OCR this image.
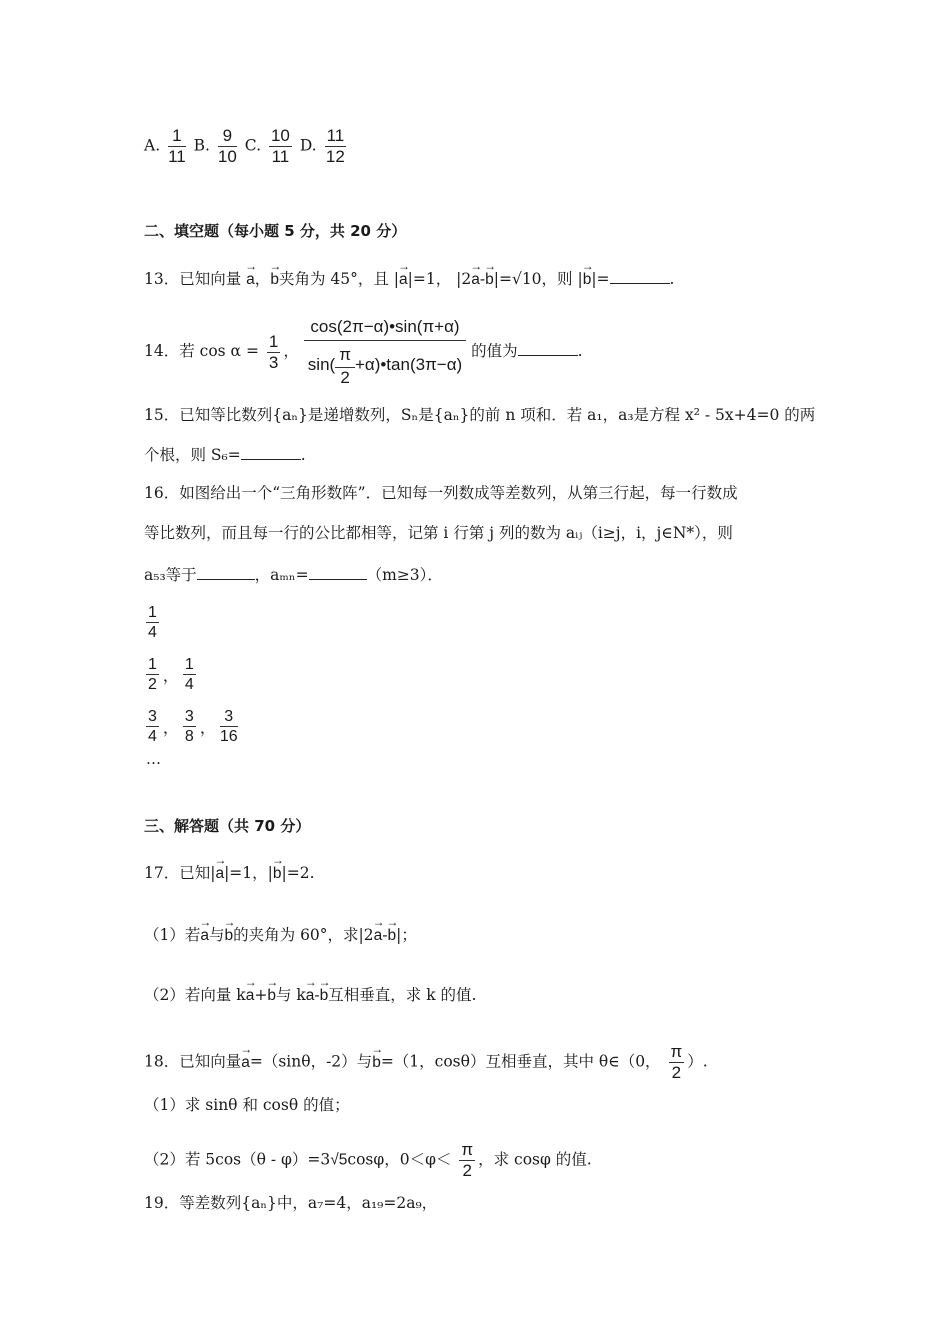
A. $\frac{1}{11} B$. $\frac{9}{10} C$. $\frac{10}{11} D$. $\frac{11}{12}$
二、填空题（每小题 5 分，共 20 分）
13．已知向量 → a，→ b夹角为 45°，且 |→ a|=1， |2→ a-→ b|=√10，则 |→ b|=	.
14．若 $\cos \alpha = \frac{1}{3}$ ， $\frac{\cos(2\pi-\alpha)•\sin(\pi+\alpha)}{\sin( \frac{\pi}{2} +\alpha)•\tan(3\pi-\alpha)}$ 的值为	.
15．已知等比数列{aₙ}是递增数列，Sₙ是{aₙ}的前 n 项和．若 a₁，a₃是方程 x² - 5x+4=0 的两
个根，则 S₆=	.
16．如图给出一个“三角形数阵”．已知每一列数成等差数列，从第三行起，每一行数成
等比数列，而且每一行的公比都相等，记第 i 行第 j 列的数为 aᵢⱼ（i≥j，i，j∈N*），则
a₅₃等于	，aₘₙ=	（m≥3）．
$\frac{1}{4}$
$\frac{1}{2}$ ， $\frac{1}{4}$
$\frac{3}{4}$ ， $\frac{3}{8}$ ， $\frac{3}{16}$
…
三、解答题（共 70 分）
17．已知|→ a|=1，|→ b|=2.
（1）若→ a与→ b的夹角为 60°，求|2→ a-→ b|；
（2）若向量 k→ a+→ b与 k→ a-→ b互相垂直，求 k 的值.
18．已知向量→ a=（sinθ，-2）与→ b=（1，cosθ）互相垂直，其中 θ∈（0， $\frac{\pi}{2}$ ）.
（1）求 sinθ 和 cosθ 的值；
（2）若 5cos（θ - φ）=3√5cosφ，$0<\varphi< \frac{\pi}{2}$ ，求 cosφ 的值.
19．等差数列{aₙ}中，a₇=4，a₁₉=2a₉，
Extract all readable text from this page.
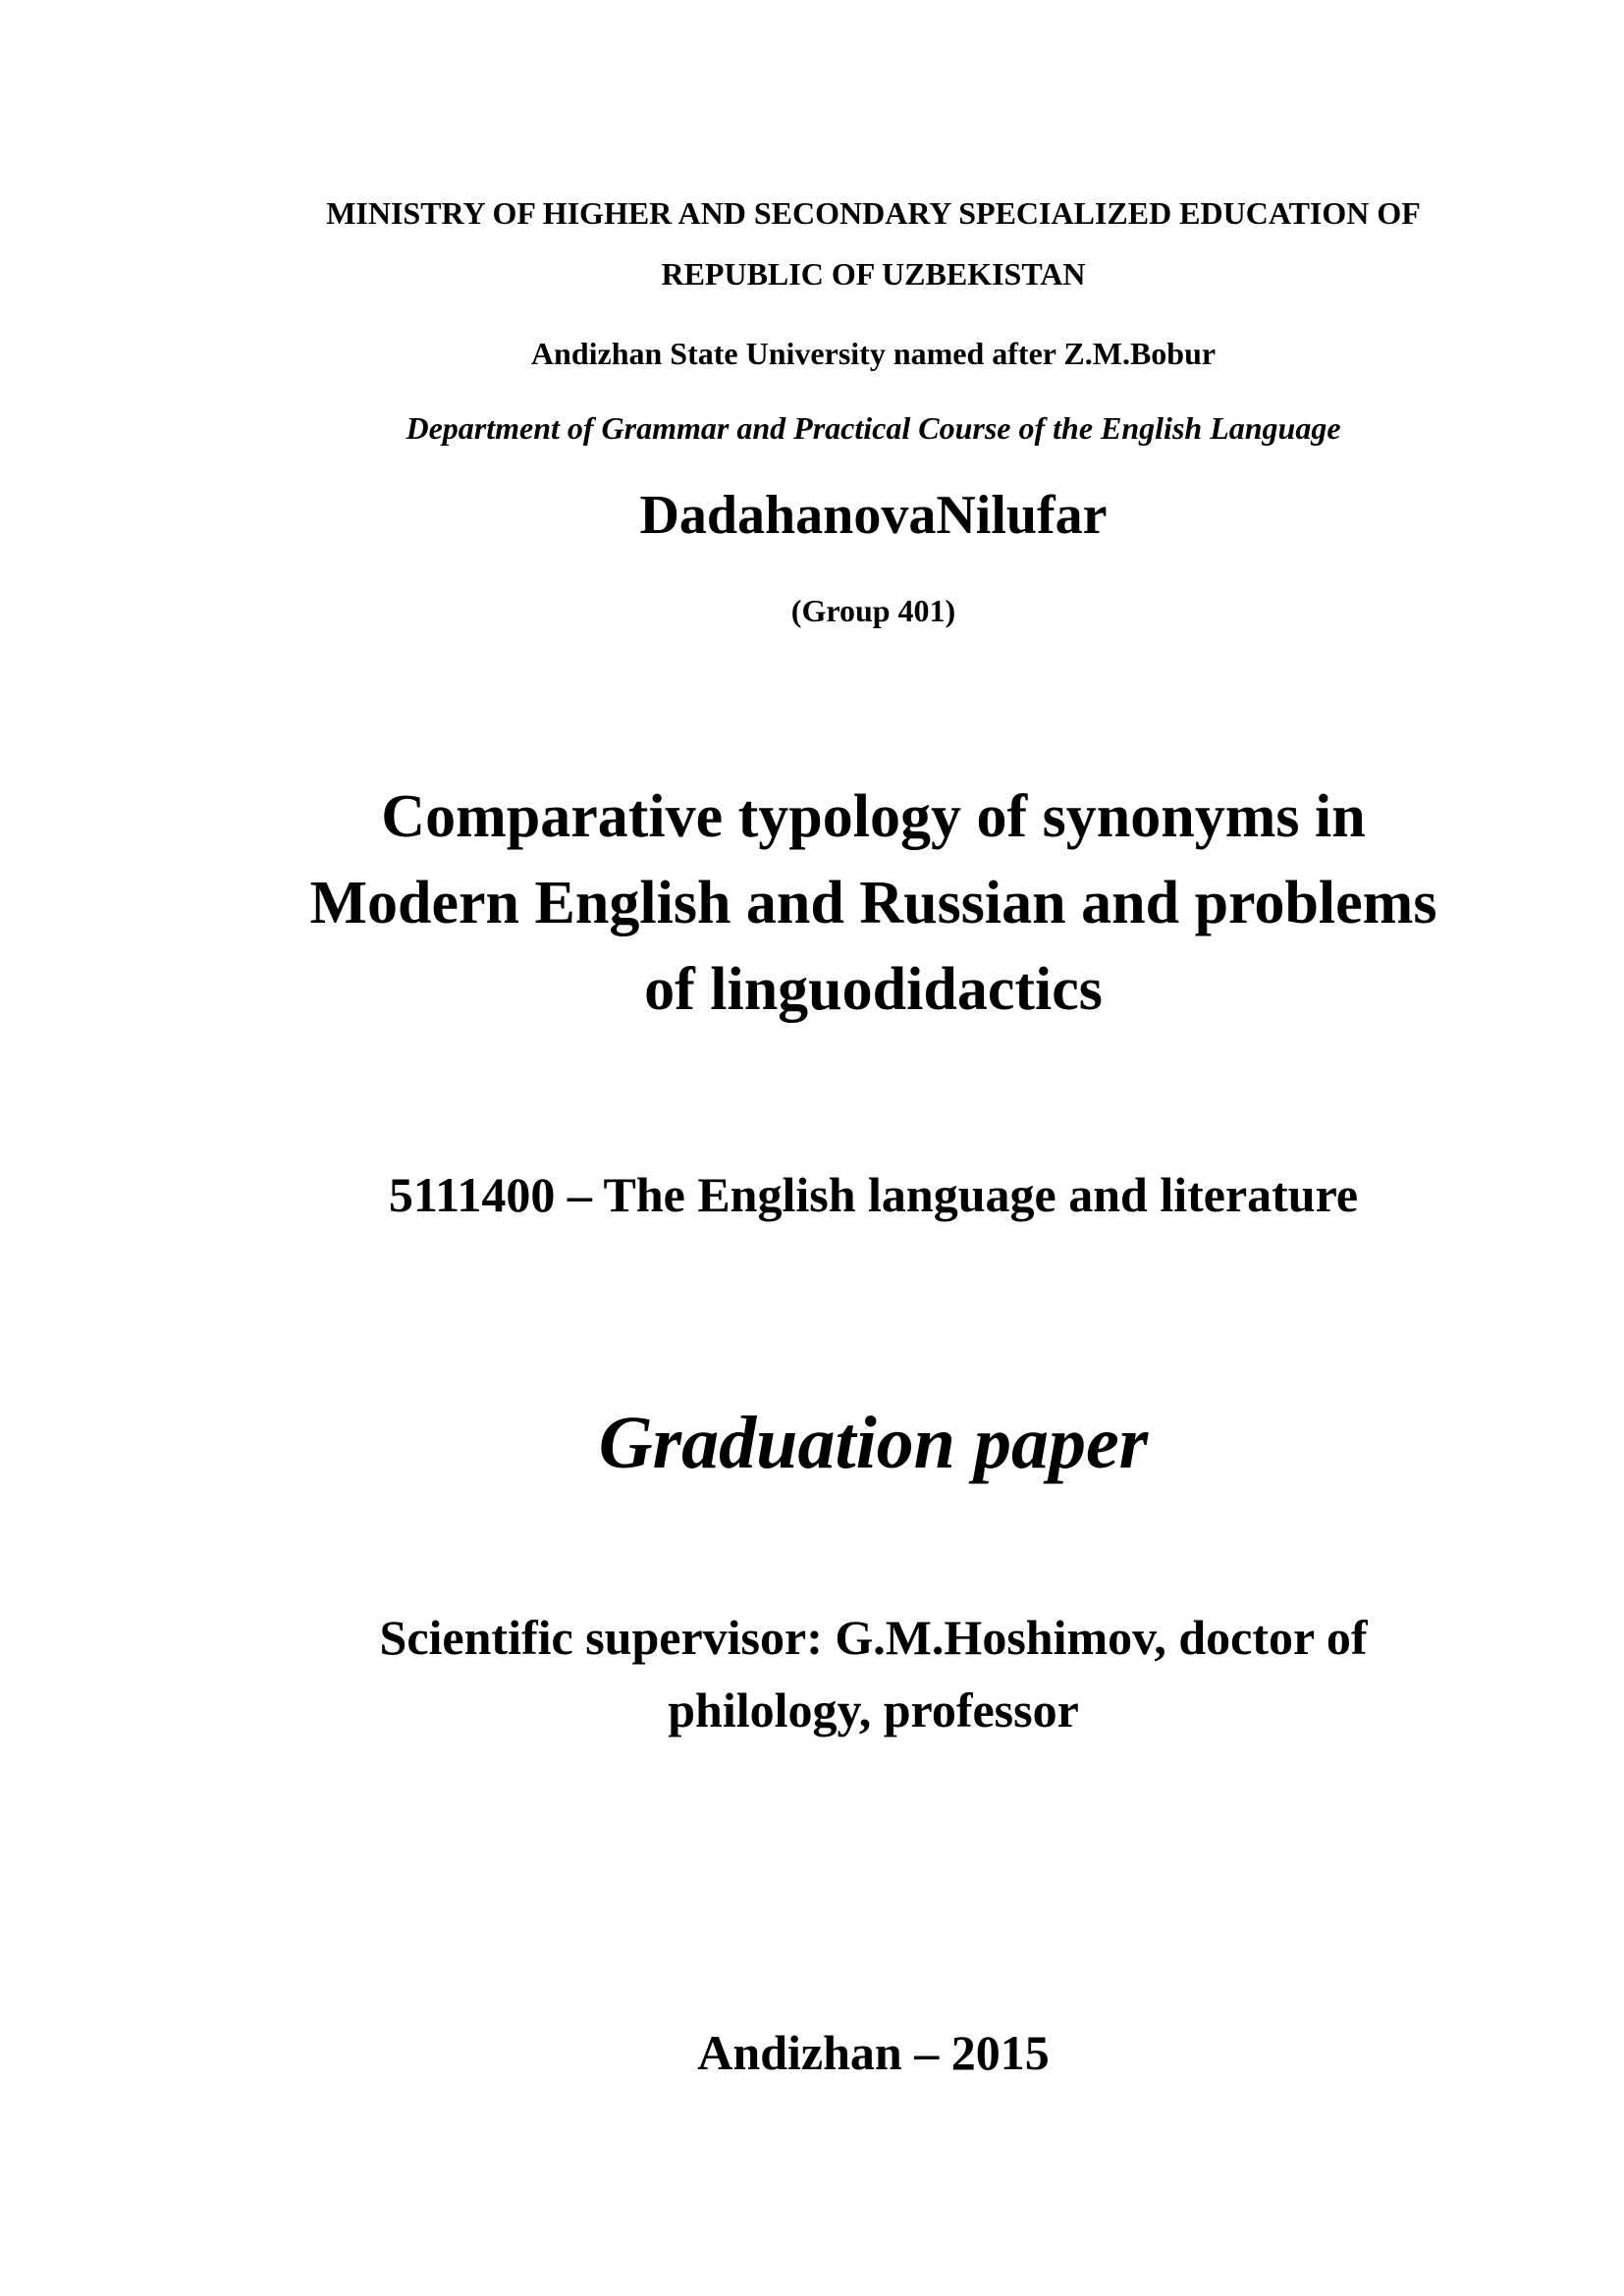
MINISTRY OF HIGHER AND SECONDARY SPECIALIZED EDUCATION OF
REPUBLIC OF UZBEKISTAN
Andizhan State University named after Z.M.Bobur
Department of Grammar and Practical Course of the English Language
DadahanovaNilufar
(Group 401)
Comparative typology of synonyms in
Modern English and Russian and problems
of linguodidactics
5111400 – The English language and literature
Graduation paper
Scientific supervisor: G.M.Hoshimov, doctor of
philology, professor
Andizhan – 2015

**TO DO**
Only a number is needed: how many lines of the material above contain "this"?

**EXERCISE RESULT**
2